Tally every line of the listing where the string "обучения" is found, and state the total alone.
-- start Records for the task --
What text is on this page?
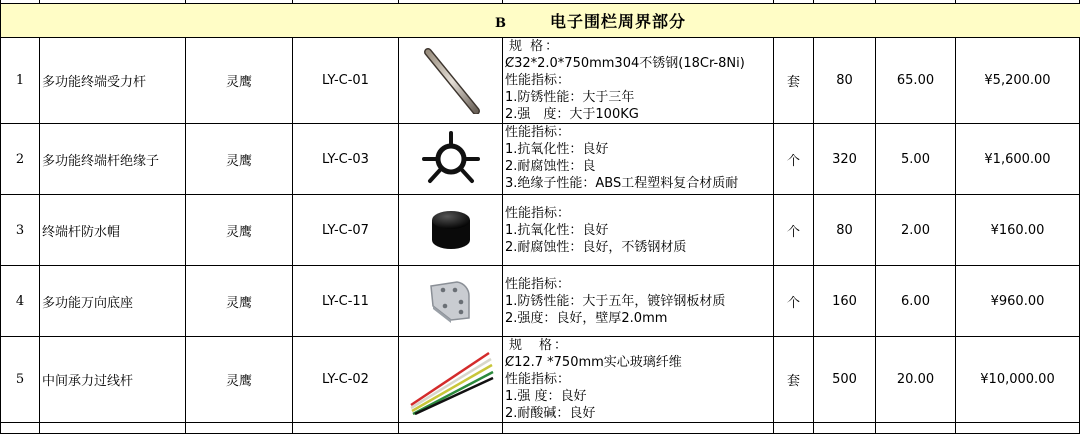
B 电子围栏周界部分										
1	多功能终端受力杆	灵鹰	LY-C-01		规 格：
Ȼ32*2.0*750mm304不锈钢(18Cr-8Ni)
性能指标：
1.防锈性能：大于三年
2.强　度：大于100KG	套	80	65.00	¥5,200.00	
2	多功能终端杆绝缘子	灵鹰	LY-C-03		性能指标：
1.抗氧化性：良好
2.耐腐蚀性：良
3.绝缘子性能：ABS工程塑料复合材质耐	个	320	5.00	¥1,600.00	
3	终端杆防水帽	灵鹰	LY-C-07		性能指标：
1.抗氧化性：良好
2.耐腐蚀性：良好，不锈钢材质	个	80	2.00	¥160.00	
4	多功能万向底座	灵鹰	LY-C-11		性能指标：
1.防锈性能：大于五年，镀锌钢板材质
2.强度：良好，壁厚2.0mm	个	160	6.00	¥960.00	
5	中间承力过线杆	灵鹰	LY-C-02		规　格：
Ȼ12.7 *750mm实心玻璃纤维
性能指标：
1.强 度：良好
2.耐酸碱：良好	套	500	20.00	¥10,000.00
-- end Records for the task --
-- start Records for the task --
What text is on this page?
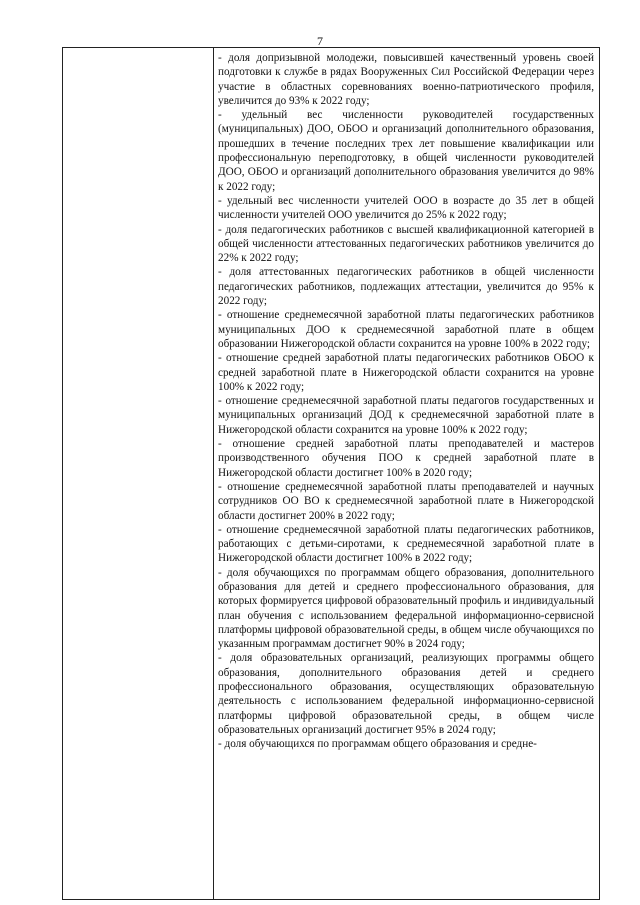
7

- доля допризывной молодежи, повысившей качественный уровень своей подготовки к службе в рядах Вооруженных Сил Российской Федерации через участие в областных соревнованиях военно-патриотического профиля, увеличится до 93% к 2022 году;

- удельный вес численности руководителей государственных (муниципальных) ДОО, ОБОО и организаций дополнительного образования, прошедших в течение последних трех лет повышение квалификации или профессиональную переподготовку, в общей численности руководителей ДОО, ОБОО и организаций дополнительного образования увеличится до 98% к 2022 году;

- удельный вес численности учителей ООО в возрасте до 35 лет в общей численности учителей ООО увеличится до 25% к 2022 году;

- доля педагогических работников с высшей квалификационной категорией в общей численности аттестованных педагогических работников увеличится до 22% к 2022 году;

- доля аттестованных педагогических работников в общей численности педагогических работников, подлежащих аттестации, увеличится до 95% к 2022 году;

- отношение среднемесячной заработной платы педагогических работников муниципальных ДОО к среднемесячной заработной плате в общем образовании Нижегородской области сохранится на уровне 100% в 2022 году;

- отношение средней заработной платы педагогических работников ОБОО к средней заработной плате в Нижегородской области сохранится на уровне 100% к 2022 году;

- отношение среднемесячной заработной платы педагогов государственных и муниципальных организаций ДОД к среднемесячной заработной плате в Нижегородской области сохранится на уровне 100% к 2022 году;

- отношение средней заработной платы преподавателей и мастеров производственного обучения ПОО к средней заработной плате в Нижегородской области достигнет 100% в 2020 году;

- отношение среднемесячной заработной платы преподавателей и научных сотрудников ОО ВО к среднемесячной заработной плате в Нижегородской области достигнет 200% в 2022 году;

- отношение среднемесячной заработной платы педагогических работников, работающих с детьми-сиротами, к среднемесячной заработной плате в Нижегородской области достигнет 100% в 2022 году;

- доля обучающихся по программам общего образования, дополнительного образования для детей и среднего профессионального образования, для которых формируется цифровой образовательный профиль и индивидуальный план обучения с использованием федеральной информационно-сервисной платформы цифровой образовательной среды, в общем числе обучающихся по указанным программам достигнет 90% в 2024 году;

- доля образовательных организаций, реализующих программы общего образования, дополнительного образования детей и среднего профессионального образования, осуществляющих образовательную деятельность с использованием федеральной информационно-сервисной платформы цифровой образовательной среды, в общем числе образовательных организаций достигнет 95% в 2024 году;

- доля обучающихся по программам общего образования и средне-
-- end Records for the task --
:: Task response ::
2